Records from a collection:
..........

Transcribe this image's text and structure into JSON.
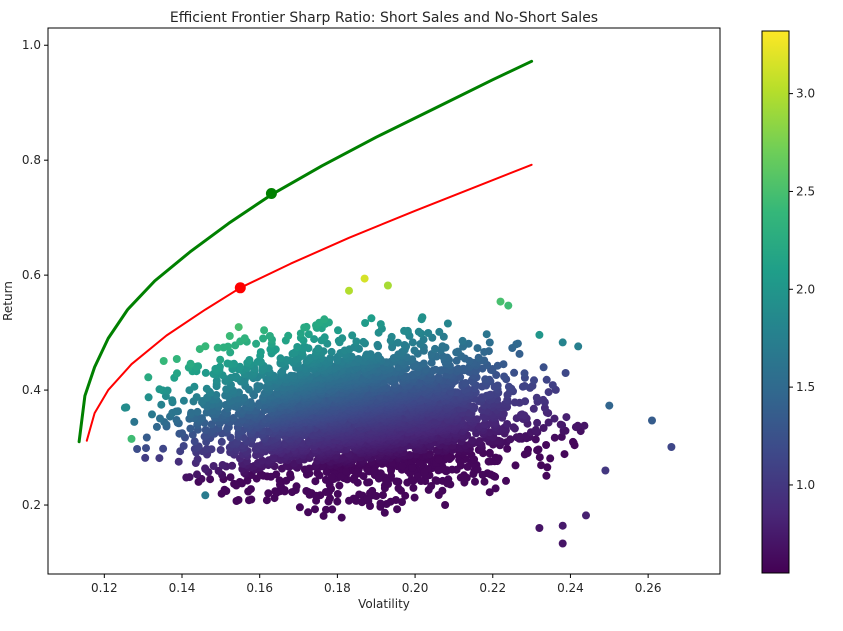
{
  "chart_data": {
    "type": "scatter",
    "title": "Efficient Frontier Sharp Ratio: Short Sales and No-Short Sales",
    "xlabel": "Volatility",
    "ylabel": "Return",
    "xlim": [
      0.1055,
      0.2785
    ],
    "ylim": [
      0.08,
      1.03
    ],
    "xticks": [
      0.12,
      0.14,
      0.16,
      0.18,
      0.2,
      0.22,
      0.24,
      0.26
    ],
    "xtick_labels": [
      "0.12",
      "0.14",
      "0.16",
      "0.18",
      "0.20",
      "0.22",
      "0.24",
      "0.26"
    ],
    "yticks": [
      0.2,
      0.4,
      0.6,
      0.8,
      1.0
    ],
    "ytick_labels": [
      "0.2",
      "0.4",
      "0.6",
      "0.8",
      "1.0"
    ],
    "grid": false,
    "scatter_cloud": {
      "description_only": false,
      "color_by": "sharpe_ratio",
      "x_range": [
        0.127,
        0.266
      ],
      "y_range": [
        0.135,
        0.595
      ],
      "center": [
        0.185,
        0.355
      ],
      "n_points": 3500
    },
    "outliers": [
      {
        "x": 0.187,
        "y": 0.594,
        "c": 3.15
      },
      {
        "x": 0.193,
        "y": 0.582,
        "c": 2.95
      },
      {
        "x": 0.183,
        "y": 0.573,
        "c": 3.0
      },
      {
        "x": 0.261,
        "y": 0.347,
        "c": 1.35
      },
      {
        "x": 0.266,
        "y": 0.301,
        "c": 1.15
      },
      {
        "x": 0.25,
        "y": 0.373,
        "c": 1.45
      },
      {
        "x": 0.242,
        "y": 0.476,
        "c": 1.75
      },
      {
        "x": 0.238,
        "y": 0.483,
        "c": 1.8
      },
      {
        "x": 0.238,
        "y": 0.133,
        "c": 0.7
      },
      {
        "x": 0.238,
        "y": 0.164,
        "c": 0.75
      },
      {
        "x": 0.232,
        "y": 0.16,
        "c": 0.7
      },
      {
        "x": 0.244,
        "y": 0.182,
        "c": 0.8
      },
      {
        "x": 0.249,
        "y": 0.26,
        "c": 1.0
      },
      {
        "x": 0.127,
        "y": 0.315,
        "c": 2.45
      },
      {
        "x": 0.146,
        "y": 0.217,
        "c": 1.7
      },
      {
        "x": 0.222,
        "y": 0.554,
        "c": 2.5
      },
      {
        "x": 0.224,
        "y": 0.547,
        "c": 2.45
      },
      {
        "x": 0.232,
        "y": 0.496,
        "c": 2.0
      }
    ],
    "series": [
      {
        "color": "#008000",
        "line_width": 3,
        "x": [
          0.1135,
          0.115,
          0.1175,
          0.121,
          0.126,
          0.133,
          0.142,
          0.152,
          0.163,
          0.176,
          0.19,
          0.205,
          0.22,
          0.23
        ],
        "y": [
          0.31,
          0.39,
          0.44,
          0.49,
          0.54,
          0.59,
          0.64,
          0.69,
          0.74,
          0.79,
          0.84,
          0.89,
          0.94,
          0.972
        ]
      },
      {
        "color": "#ff0000",
        "line_width": 2,
        "x": [
          0.1155,
          0.1175,
          0.121,
          0.127,
          0.136,
          0.146,
          0.155,
          0.168,
          0.183,
          0.2,
          0.215,
          0.23
        ],
        "y": [
          0.312,
          0.36,
          0.4,
          0.445,
          0.495,
          0.54,
          0.578,
          0.62,
          0.665,
          0.712,
          0.752,
          0.792
        ]
      }
    ],
    "highlighted_points": [
      {
        "x": 0.163,
        "y": 0.742,
        "color": "#008000"
      },
      {
        "x": 0.155,
        "y": 0.578,
        "color": "#ff0000"
      }
    ],
    "colorbar": {
      "min": 0.55,
      "max": 3.32,
      "ticks": [
        1.0,
        1.5,
        2.0,
        2.5,
        3.0
      ],
      "tick_labels": [
        "1.0",
        "1.5",
        "2.0",
        "2.5",
        "3.0"
      ],
      "colormap": "viridis",
      "colormap_stops": [
        "#440154",
        "#482878",
        "#3e4989",
        "#31688e",
        "#26828e",
        "#1f9e89",
        "#35b779",
        "#6ece58",
        "#b5de2b",
        "#fde725"
      ]
    }
  }
}
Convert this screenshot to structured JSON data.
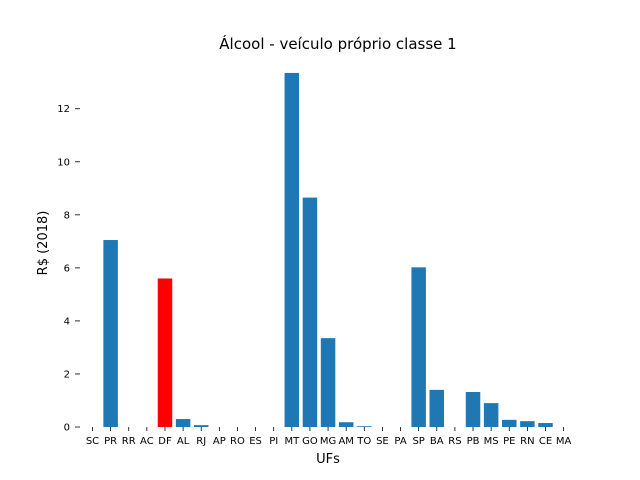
{
  "chart_data": {
    "type": "bar",
    "title": "Álcool - veículo próprio classe 1",
    "xlabel": "UFs",
    "ylabel": "R$ (2018)",
    "ylim": [
      0,
      13.8
    ],
    "yticks": [
      0,
      2,
      4,
      6,
      8,
      10,
      12
    ],
    "grid": false,
    "categories": [
      "SC",
      "PR",
      "RR",
      "AC",
      "DF",
      "AL",
      "RJ",
      "AP",
      "RO",
      "ES",
      "PI",
      "MT",
      "GO",
      "MG",
      "AM",
      "TO",
      "SE",
      "PA",
      "SP",
      "BA",
      "RS",
      "PB",
      "MS",
      "PE",
      "RN",
      "CE",
      "MA"
    ],
    "values": [
      0,
      7.05,
      0,
      0,
      5.6,
      0.3,
      0.07,
      0,
      0,
      0,
      0,
      13.35,
      8.65,
      3.35,
      0.18,
      0.03,
      0,
      0,
      6.02,
      1.4,
      0,
      1.32,
      0.9,
      0.27,
      0.22,
      0.15,
      0
    ],
    "highlight": "DF",
    "colors": {
      "bar": "#1f77b4",
      "highlight": "#ff0000"
    }
  }
}
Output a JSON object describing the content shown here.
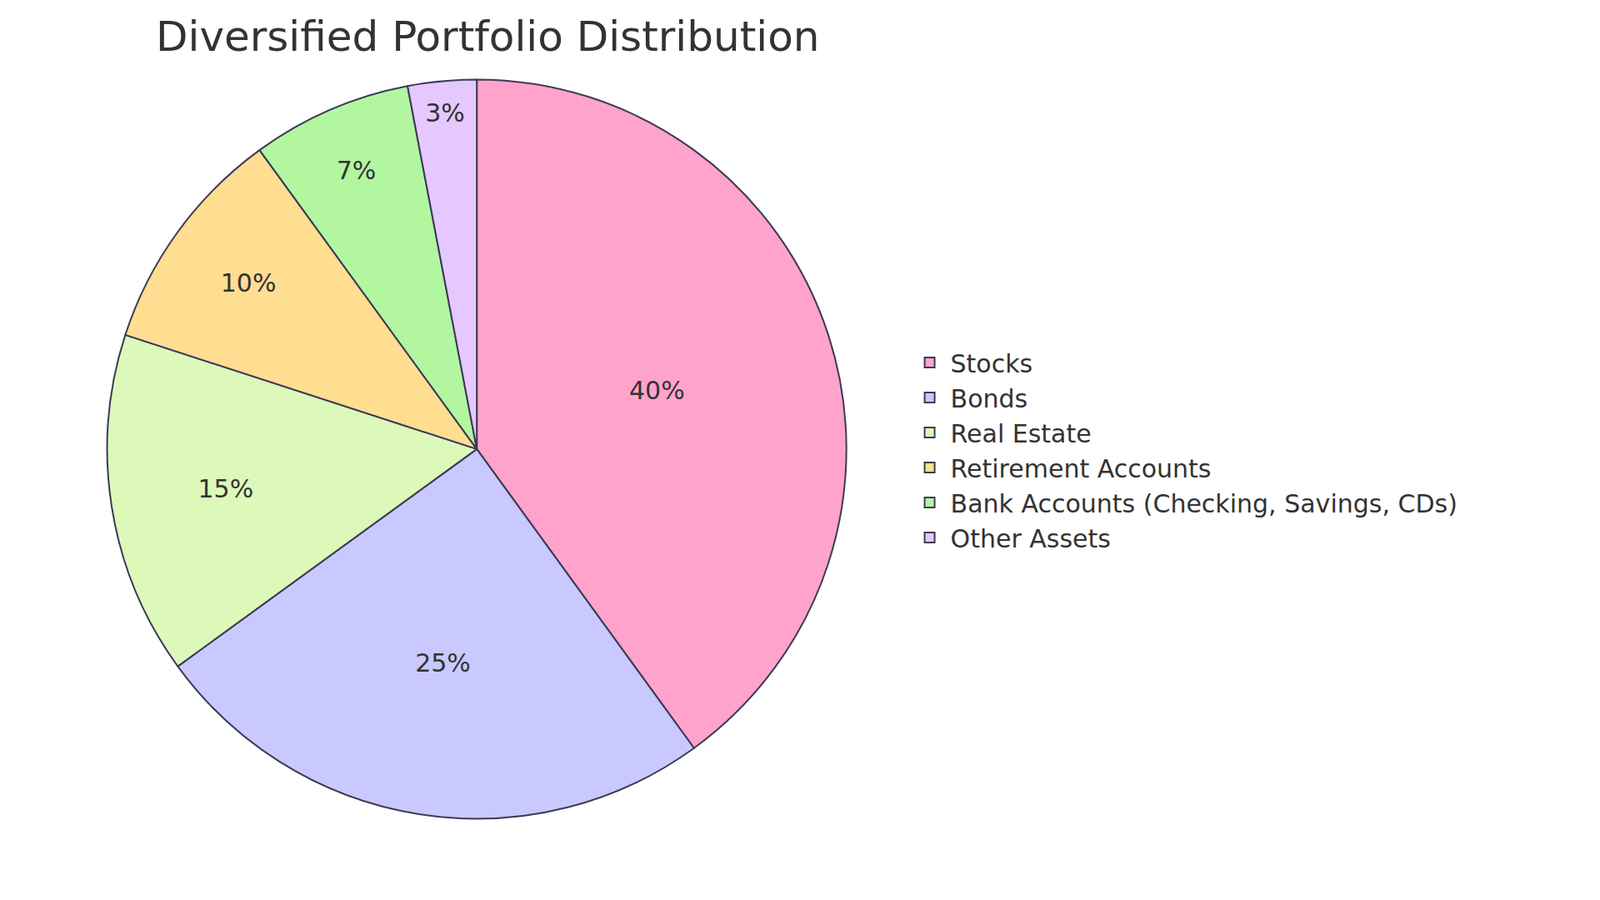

..........

> **AIM**
Repeat the data above exactly, but not the pictures.

> **TASK SOLUTION**
Transcribe this image's text and structure into JSON.
{
  "chart_data": {
    "type": "scatter",
    "title": "Efficient Frontier Sharp Ratio: Short Sales and No-Short Sales",
    "xlabel": "Volatility",
    "ylabel": "Return",
    "xlim": [
      0.1055,
      0.2785
    ],
    "ylim": [
      0.08,
      1.03
    ],
    "xticks": [
      0.12,
      0.14,
      0.16,
      0.18,
      0.2,
      0.22,
      0.24,
      0.26
    ],
    "xtick_labels": [
      "0.12",
      "0.14",
      "0.16",
      "0.18",
      "0.20",
      "0.22",
      "0.24",
      "0.26"
    ],
    "yticks": [
      0.2,
      0.4,
      0.6,
      0.8,
      1.0
    ],
    "ytick_labels": [
      "0.2",
      "0.4",
      "0.6",
      "0.8",
      "1.0"
    ],
    "grid": false,
    "scatter_cloud": {
      "description_only": false,
      "color_by": "sharpe_ratio",
      "x_range": [
        0.127,
        0.266
      ],
      "y_range": [
        0.135,
        0.595
      ],
      "center": [
        0.185,
        0.355
      ],
      "n_points": 3500
    },
    "outliers": [
      {
        "x": 0.187,
        "y": 0.594,
        "c": 3.15
      },
      {
        "x": 0.193,
        "y": 0.582,
        "c": 2.95
      },
      {
        "x": 0.183,
        "y": 0.573,
        "c": 3.0
      },
      {
        "x": 0.261,
        "y": 0.347,
        "c": 1.35
      },
      {
        "x": 0.266,
        "y": 0.301,
        "c": 1.15
      },
      {
        "x": 0.25,
        "y": 0.373,
        "c": 1.45
      },
      {
        "x": 0.242,
        "y": 0.476,
        "c": 1.75
      },
      {
        "x": 0.238,
        "y": 0.483,
        "c": 1.8
      },
      {
        "x": 0.238,
        "y": 0.133,
        "c": 0.7
      },
      {
        "x": 0.238,
        "y": 0.164,
        "c": 0.75
      },
      {
        "x": 0.232,
        "y": 0.16,
        "c": 0.7
      },
      {
        "x": 0.244,
        "y": 0.182,
        "c": 0.8
      },
      {
        "x": 0.249,
        "y": 0.26,
        "c": 1.0
      },
      {
        "x": 0.127,
        "y": 0.315,
        "c": 2.45
      },
      {
        "x": 0.146,
        "y": 0.217,
        "c": 1.7
      },
      {
        "x": 0.222,
        "y": 0.554,
        "c": 2.5
      },
      {
        "x": 0.224,
        "y": 0.547,
        "c": 2.45
      },
      {
        "x": 0.232,
        "y": 0.496,
        "c": 2.0
      }
    ],
    "series": [
      {
        "color": "#008000",
        "line_width": 3,
        "x": [
          0.1135,
          0.115,
          0.1175,
          0.121,
          0.126,
          0.133,
          0.142,
          0.152,
          0.163,
          0.176,
          0.19,
          0.205,
          0.22,
          0.23
        ],
        "y": [
          0.31,
          0.39,
          0.44,
          0.49,
          0.54,
          0.59,
          0.64,
          0.69,
          0.74,
          0.79,
          0.84,
          0.89,
          0.94,
          0.972
        ]
      },
      {
        "color": "#ff0000",
        "line_width": 2,
        "x": [
          0.1155,
          0.1175,
          0.121,
          0.127,
          0.136,
          0.146,
          0.155,
          0.168,
          0.183,
          0.2,
          0.215,
          0.23
        ],
        "y": [
          0.312,
          0.36,
          0.4,
          0.445,
          0.495,
          0.54,
          0.578,
          0.62,
          0.665,
          0.712,
          0.752,
          0.792
        ]
      }
    ],
    "highlighted_points": [
      {
        "x": 0.163,
        "y": 0.742,
        "color": "#008000"
      },
      {
        "x": 0.155,
        "y": 0.578,
        "color": "#ff0000"
      }
    ],
    "colorbar": {
      "min": 0.55,
      "max": 3.32,
      "ticks": [
        1.0,
        1.5,
        2.0,
        2.5,
        3.0
      ],
      "tick_labels": [
        "1.0",
        "1.5",
        "2.0",
        "2.5",
        "3.0"
      ],
      "colormap": "viridis",
      "colormap_stops": [
        "#440154",
        "#482878",
        "#3e4989",
        "#31688e",
        "#26828e",
        "#1f9e89",
        "#35b779",
        "#6ece58",
        "#b5de2b",
        "#fde725"
      ]
    }
  }
}
Convert this screenshot to structured JSON data.
{
  "chart_data": {
    "type": "bar",
    "title": "Álcool - veículo próprio classe 1",
    "xlabel": "UFs",
    "ylabel": "R$ (2018)",
    "ylim": [
      0,
      13.8
    ],
    "yticks": [
      0,
      2,
      4,
      6,
      8,
      10,
      12
    ],
    "grid": false,
    "categories": [
      "SC",
      "PR",
      "RR",
      "AC",
      "DF",
      "AL",
      "RJ",
      "AP",
      "RO",
      "ES",
      "PI",
      "MT",
      "GO",
      "MG",
      "AM",
      "TO",
      "SE",
      "PA",
      "SP",
      "BA",
      "RS",
      "PB",
      "MS",
      "PE",
      "RN",
      "CE",
      "MA"
    ],
    "values": [
      0,
      7.05,
      0,
      0,
      5.6,
      0.3,
      0.07,
      0,
      0,
      0,
      0,
      13.35,
      8.65,
      3.35,
      0.18,
      0.03,
      0,
      0,
      6.02,
      1.4,
      0,
      1.32,
      0.9,
      0.27,
      0.22,
      0.15,
      0
    ],
    "highlight": "DF",
    "colors": {
      "bar": "#1f77b4",
      "highlight": "#ff0000"
    }
  }
}
Output a JSON object describing the content shown here.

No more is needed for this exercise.